WORK INSTRUCTIONS —
Reproduce each line from the records that holds "tlačítko".
┄┄┄┄┄┄┄┄┄┄┄┄┄┄┄┄┄┄┄┄
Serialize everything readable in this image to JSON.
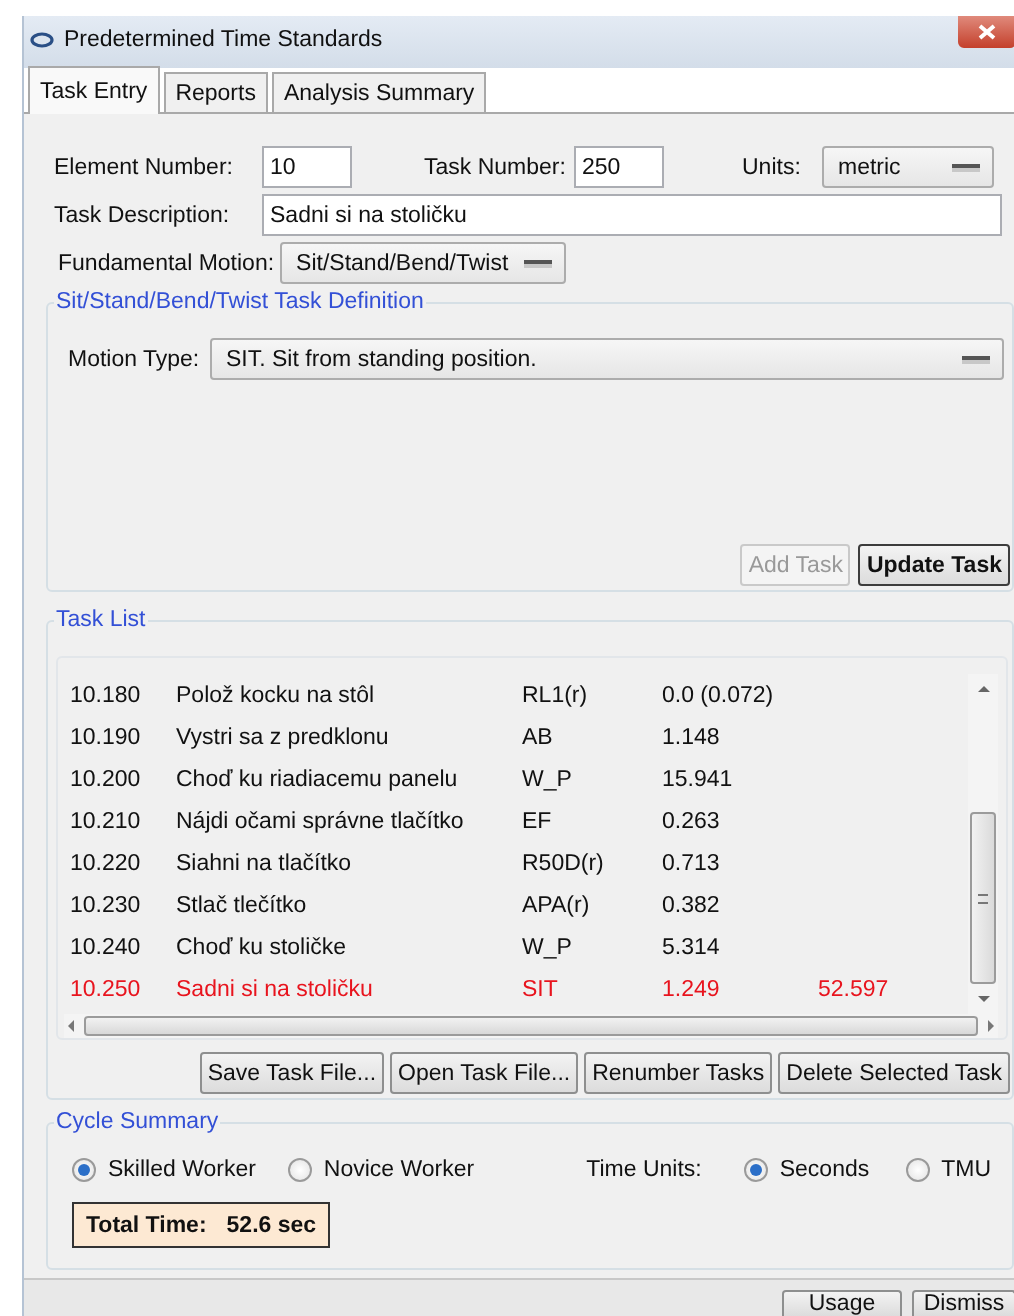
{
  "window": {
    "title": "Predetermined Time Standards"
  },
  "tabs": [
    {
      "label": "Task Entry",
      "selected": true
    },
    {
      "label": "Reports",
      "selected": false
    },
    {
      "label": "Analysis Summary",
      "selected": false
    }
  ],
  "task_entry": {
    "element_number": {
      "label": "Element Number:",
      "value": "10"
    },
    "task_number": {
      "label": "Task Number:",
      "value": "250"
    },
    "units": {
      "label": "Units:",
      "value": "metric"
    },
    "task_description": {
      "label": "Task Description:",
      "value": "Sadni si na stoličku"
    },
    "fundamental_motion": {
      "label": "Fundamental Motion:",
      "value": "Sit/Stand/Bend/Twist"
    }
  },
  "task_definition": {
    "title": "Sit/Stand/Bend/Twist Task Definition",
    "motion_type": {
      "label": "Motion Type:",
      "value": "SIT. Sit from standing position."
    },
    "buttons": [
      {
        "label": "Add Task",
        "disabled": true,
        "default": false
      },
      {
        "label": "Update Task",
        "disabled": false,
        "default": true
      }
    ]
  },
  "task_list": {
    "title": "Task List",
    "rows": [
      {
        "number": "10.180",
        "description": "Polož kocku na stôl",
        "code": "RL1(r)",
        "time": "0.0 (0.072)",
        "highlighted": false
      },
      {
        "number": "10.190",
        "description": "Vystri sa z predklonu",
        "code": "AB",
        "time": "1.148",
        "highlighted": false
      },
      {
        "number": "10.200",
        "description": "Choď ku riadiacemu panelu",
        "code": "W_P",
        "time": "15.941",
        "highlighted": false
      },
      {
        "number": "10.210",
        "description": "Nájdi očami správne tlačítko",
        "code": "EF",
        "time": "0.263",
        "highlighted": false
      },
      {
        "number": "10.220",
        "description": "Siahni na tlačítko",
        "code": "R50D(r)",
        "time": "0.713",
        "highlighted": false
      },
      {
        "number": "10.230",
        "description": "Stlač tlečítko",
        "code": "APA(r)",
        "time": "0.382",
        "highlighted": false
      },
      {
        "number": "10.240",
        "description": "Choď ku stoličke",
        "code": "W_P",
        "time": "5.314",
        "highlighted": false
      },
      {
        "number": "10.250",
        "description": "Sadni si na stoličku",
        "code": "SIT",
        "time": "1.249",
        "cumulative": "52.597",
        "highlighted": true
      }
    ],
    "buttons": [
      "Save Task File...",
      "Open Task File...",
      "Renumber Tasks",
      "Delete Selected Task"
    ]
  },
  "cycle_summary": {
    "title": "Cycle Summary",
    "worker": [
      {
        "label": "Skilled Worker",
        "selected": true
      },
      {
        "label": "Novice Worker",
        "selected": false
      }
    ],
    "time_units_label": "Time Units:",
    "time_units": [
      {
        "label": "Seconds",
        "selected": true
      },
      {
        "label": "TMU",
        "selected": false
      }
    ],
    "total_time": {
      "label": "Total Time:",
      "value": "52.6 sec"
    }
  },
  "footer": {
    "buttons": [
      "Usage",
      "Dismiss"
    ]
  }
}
┄┄┄┄┄┄┄┄┄┄┄┄┄┄┄┄┄┄┄┄
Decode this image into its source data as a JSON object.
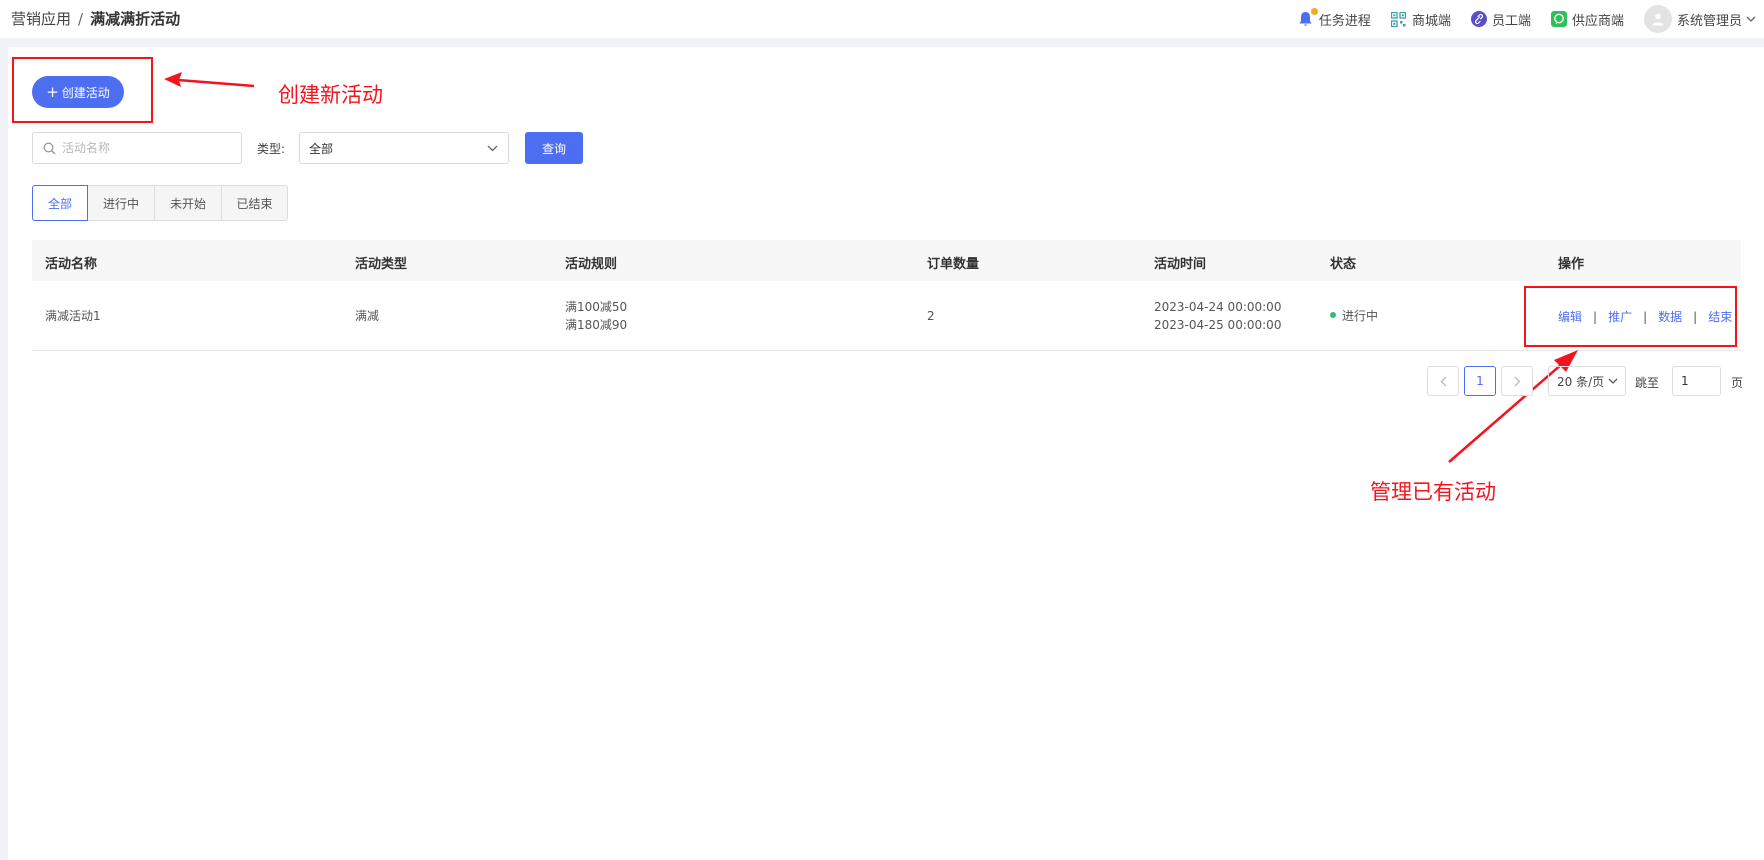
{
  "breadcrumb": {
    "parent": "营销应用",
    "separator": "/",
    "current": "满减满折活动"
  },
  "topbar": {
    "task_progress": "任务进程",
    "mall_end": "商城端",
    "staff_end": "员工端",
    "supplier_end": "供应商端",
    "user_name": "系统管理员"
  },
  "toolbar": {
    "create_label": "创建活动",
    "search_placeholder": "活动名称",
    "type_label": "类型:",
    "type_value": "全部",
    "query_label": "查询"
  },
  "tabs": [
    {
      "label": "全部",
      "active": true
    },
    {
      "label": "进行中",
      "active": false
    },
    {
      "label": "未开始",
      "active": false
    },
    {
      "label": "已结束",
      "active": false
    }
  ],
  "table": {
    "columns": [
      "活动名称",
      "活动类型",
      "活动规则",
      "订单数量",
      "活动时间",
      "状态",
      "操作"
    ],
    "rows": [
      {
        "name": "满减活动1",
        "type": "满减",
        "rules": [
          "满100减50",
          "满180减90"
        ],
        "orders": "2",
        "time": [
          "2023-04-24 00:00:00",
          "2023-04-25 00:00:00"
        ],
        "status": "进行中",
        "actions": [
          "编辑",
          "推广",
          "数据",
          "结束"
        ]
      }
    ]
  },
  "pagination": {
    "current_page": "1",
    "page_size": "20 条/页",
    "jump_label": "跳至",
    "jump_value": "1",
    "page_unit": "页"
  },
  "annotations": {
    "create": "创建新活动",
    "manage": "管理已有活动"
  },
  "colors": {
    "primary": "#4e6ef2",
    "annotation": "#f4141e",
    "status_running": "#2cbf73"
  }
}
┄┄┄┄┄┄┄┄┄┄┄┄┄┄┄┄┄┄┄┄
RESULT OF THE EXERCISE —
        "description": "Nájdi očami správne tlačítko",
        "description": "Siahni na tlačítko",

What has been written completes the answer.